**Input records:**
------------------------------------------------------------------------
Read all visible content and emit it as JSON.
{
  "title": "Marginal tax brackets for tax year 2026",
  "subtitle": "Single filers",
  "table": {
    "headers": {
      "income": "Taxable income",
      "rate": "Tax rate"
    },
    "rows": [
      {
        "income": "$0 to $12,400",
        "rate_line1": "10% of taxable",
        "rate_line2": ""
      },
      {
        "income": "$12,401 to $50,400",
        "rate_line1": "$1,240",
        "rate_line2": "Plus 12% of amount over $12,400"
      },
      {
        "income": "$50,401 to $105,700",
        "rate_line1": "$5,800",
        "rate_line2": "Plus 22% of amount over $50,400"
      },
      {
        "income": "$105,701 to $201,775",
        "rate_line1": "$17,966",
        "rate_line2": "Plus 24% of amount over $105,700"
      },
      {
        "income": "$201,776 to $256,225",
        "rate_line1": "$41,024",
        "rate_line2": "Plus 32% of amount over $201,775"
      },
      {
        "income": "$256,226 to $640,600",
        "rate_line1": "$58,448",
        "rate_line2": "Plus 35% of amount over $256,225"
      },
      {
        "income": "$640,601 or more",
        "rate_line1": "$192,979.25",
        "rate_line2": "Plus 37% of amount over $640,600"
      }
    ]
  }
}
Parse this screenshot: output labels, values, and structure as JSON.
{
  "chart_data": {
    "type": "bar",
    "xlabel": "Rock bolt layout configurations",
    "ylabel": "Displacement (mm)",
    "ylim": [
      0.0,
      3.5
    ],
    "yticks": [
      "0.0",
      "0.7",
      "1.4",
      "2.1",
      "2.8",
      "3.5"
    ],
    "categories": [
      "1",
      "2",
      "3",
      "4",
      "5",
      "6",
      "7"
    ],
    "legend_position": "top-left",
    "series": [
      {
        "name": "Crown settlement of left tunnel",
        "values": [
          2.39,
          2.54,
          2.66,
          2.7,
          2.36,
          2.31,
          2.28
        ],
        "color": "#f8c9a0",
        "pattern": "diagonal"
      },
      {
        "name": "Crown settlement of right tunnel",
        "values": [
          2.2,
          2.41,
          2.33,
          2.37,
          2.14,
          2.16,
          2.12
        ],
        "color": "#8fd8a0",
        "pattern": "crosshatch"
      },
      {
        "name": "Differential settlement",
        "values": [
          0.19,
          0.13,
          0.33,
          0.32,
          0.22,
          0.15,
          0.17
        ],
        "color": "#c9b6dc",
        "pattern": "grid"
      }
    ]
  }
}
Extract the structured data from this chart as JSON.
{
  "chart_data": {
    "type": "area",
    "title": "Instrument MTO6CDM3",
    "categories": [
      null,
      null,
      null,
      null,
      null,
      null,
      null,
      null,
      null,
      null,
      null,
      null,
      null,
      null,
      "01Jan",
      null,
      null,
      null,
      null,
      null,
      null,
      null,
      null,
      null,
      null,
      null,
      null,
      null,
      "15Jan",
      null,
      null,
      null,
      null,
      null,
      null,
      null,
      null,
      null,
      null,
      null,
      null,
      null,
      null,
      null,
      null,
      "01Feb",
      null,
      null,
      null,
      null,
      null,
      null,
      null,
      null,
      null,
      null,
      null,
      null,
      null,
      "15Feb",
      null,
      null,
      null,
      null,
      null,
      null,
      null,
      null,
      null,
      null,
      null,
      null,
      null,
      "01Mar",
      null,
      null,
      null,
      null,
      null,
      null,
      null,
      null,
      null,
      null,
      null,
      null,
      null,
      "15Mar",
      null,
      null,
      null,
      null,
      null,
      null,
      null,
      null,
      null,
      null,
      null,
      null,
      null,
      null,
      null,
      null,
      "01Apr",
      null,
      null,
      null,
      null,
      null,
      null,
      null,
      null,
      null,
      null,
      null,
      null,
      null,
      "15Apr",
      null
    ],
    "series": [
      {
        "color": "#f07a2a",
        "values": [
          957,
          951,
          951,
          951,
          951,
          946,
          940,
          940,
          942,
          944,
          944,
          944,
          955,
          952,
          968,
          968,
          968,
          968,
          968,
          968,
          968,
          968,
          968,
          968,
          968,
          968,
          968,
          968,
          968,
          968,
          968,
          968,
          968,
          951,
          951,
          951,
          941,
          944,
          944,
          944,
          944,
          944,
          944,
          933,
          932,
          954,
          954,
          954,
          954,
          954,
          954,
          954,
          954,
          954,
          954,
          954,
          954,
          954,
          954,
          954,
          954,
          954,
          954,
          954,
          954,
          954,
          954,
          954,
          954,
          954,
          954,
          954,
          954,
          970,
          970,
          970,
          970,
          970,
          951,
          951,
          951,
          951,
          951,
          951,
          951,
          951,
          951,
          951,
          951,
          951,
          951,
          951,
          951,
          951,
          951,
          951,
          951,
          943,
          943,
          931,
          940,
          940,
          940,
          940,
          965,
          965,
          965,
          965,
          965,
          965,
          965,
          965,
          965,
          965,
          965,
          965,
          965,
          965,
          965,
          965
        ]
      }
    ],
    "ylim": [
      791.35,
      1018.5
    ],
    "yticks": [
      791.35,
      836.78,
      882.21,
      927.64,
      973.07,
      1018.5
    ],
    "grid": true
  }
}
------------------------------------------------------------------------
**Task:** Every record above needs to be repeated word for word.

**Solution:**
Read all visible content and emit it as JSON.
{
  "title": "Marginal tax brackets for tax year 2026",
  "subtitle": "Single filers",
  "table": {
    "headers": {
      "income": "Taxable income",
      "rate": "Tax rate"
    },
    "rows": [
      {
        "income": "$0 to $12,400",
        "rate_line1": "10% of taxable",
        "rate_line2": ""
      },
      {
        "income": "$12,401 to $50,400",
        "rate_line1": "$1,240",
        "rate_line2": "Plus 12% of amount over $12,400"
      },
      {
        "income": "$50,401 to $105,700",
        "rate_line1": "$5,800",
        "rate_line2": "Plus 22% of amount over $50,400"
      },
      {
        "income": "$105,701 to $201,775",
        "rate_line1": "$17,966",
        "rate_line2": "Plus 24% of amount over $105,700"
      },
      {
        "income": "$201,776 to $256,225",
        "rate_line1": "$41,024",
        "rate_line2": "Plus 32% of amount over $201,775"
      },
      {
        "income": "$256,226 to $640,600",
        "rate_line1": "$58,448",
        "rate_line2": "Plus 35% of amount over $256,225"
      },
      {
        "income": "$640,601 or more",
        "rate_line1": "$192,979.25",
        "rate_line2": "Plus 37% of amount over $640,600"
      }
    ]
  }
}
Parse this screenshot: output labels, values, and structure as JSON.
{
  "chart_data": {
    "type": "bar",
    "xlabel": "Rock bolt layout configurations",
    "ylabel": "Displacement (mm)",
    "ylim": [
      0.0,
      3.5
    ],
    "yticks": [
      "0.0",
      "0.7",
      "1.4",
      "2.1",
      "2.8",
      "3.5"
    ],
    "categories": [
      "1",
      "2",
      "3",
      "4",
      "5",
      "6",
      "7"
    ],
    "legend_position": "top-left",
    "series": [
      {
        "name": "Crown settlement of left tunnel",
        "values": [
          2.39,
          2.54,
          2.66,
          2.7,
          2.36,
          2.31,
          2.28
        ],
        "color": "#f8c9a0",
        "pattern": "diagonal"
      },
      {
        "name": "Crown settlement of right tunnel",
        "values": [
          2.2,
          2.41,
          2.33,
          2.37,
          2.14,
          2.16,
          2.12
        ],
        "color": "#8fd8a0",
        "pattern": "crosshatch"
      },
      {
        "name": "Differential settlement",
        "values": [
          0.19,
          0.13,
          0.33,
          0.32,
          0.22,
          0.15,
          0.17
        ],
        "color": "#c9b6dc",
        "pattern": "grid"
      }
    ]
  }
}
Extract the structured data from this chart as JSON.
{
  "chart_data": {
    "type": "area",
    "title": "Instrument MTO6CDM3",
    "categories": [
      null,
      null,
      null,
      null,
      null,
      null,
      null,
      null,
      null,
      null,
      null,
      null,
      null,
      null,
      "01Jan",
      null,
      null,
      null,
      null,
      null,
      null,
      null,
      null,
      null,
      null,
      null,
      null,
      null,
      "15Jan",
      null,
      null,
      null,
      null,
      null,
      null,
      null,
      null,
      null,
      null,
      null,
      null,
      null,
      null,
      null,
      null,
      "01Feb",
      null,
      null,
      null,
      null,
      null,
      null,
      null,
      null,
      null,
      null,
      null,
      null,
      null,
      "15Feb",
      null,
      null,
      null,
      null,
      null,
      null,
      null,
      null,
      null,
      null,
      null,
      null,
      null,
      "01Mar",
      null,
      null,
      null,
      null,
      null,
      null,
      null,
      null,
      null,
      null,
      null,
      null,
      null,
      "15Mar",
      null,
      null,
      null,
      null,
      null,
      null,
      null,
      null,
      null,
      null,
      null,
      null,
      null,
      null,
      null,
      null,
      "01Apr",
      null,
      null,
      null,
      null,
      null,
      null,
      null,
      null,
      null,
      null,
      null,
      null,
      null,
      "15Apr",
      null
    ],
    "series": [
      {
        "color": "#f07a2a",
        "values": [
          957,
          951,
          951,
          951,
          951,
          946,
          940,
          940,
          942,
          944,
          944,
          944,
          955,
          952,
          968,
          968,
          968,
          968,
          968,
          968,
          968,
          968,
          968,
          968,
          968,
          968,
          968,
          968,
          968,
          968,
          968,
          968,
          968,
          951,
          951,
          951,
          941,
          944,
          944,
          944,
          944,
          944,
          944,
          933,
          932,
          954,
          954,
          954,
          954,
          954,
          954,
          954,
          954,
          954,
          954,
          954,
          954,
          954,
          954,
          954,
          954,
          954,
          954,
          954,
          954,
          954,
          954,
          954,
          954,
          954,
          954,
          954,
          954,
          970,
          970,
          970,
          970,
          970,
          951,
          951,
          951,
          951,
          951,
          951,
          951,
          951,
          951,
          951,
          951,
          951,
          951,
          951,
          951,
          951,
          951,
          951,
          951,
          943,
          943,
          931,
          940,
          940,
          940,
          940,
          965,
          965,
          965,
          965,
          965,
          965,
          965,
          965,
          965,
          965,
          965,
          965,
          965,
          965,
          965,
          965
        ]
      }
    ],
    "ylim": [
      791.35,
      1018.5
    ],
    "yticks": [
      791.35,
      836.78,
      882.21,
      927.64,
      973.07,
      1018.5
    ],
    "grid": true
  }
}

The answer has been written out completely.